Description of the task: Identify each line below that contains the word "Precipitaciones", and copy it out.

Provided data:
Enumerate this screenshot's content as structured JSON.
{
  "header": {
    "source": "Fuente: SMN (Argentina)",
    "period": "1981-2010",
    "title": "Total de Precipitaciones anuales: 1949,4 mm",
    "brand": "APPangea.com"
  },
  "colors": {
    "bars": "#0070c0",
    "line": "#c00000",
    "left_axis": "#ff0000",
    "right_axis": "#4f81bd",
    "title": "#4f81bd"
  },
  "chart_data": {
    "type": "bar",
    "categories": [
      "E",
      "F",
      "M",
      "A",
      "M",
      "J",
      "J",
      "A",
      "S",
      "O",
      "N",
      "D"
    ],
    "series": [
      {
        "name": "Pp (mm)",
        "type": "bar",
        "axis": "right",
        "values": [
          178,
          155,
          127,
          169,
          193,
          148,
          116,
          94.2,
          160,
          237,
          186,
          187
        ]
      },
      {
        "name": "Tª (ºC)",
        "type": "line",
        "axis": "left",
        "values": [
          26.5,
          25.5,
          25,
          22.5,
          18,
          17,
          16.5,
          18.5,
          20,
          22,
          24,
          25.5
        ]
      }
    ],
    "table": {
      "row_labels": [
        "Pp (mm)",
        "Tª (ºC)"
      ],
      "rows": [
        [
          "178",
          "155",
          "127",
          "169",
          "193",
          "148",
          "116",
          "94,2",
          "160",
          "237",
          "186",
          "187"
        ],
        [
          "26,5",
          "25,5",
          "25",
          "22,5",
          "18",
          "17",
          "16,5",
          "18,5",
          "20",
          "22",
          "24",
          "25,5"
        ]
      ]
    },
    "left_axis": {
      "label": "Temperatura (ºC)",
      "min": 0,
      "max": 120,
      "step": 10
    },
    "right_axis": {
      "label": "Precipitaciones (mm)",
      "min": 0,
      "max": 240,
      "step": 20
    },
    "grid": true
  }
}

Final answer:
    "title": "Total de Precipitaciones anuales: 1949,4 mm",
      "label": "Precipitaciones (mm)",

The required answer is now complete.